### Records shown
───

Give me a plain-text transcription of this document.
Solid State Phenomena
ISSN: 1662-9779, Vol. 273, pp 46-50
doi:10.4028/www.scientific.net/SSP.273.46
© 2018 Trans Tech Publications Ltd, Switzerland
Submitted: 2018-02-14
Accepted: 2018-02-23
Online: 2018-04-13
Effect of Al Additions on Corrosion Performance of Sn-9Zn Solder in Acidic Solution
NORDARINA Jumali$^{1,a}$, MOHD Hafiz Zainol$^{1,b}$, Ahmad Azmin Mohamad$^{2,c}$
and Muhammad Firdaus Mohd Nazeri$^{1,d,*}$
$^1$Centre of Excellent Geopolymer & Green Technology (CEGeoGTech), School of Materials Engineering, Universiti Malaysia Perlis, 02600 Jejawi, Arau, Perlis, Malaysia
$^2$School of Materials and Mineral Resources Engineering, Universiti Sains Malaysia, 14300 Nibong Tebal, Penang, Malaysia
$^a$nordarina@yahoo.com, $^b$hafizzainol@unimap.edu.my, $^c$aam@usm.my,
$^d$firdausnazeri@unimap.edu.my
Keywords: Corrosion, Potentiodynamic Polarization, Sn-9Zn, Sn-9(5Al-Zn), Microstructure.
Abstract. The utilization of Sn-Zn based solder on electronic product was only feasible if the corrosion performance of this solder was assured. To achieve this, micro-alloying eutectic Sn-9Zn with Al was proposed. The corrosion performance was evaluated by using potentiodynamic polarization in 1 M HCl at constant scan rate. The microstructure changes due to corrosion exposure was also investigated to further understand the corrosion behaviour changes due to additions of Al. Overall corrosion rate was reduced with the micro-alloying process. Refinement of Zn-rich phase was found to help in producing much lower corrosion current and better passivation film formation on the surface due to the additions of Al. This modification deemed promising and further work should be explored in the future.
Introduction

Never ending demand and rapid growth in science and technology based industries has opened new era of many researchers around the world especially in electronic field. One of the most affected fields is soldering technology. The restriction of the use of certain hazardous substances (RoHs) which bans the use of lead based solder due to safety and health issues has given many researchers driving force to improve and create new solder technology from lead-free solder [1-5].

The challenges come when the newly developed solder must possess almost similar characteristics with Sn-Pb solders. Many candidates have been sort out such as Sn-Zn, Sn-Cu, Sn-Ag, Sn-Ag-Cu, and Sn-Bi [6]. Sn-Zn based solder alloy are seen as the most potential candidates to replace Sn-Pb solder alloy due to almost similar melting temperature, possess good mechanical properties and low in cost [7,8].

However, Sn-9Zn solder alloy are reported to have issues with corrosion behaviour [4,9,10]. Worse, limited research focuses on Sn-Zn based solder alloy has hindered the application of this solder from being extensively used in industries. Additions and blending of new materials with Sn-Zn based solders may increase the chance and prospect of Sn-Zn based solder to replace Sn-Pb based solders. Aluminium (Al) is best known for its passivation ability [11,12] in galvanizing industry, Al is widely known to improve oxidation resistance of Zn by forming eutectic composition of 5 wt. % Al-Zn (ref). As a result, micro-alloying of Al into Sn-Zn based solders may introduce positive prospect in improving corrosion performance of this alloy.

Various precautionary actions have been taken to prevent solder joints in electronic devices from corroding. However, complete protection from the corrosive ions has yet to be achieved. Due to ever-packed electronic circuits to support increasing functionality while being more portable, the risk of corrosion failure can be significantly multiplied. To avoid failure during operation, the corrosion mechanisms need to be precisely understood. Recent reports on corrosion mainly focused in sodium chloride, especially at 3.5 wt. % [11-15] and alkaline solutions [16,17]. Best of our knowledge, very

───

Of the lines in the records, how many contain the word "Universiti"? Answer with the number and nothing else.

2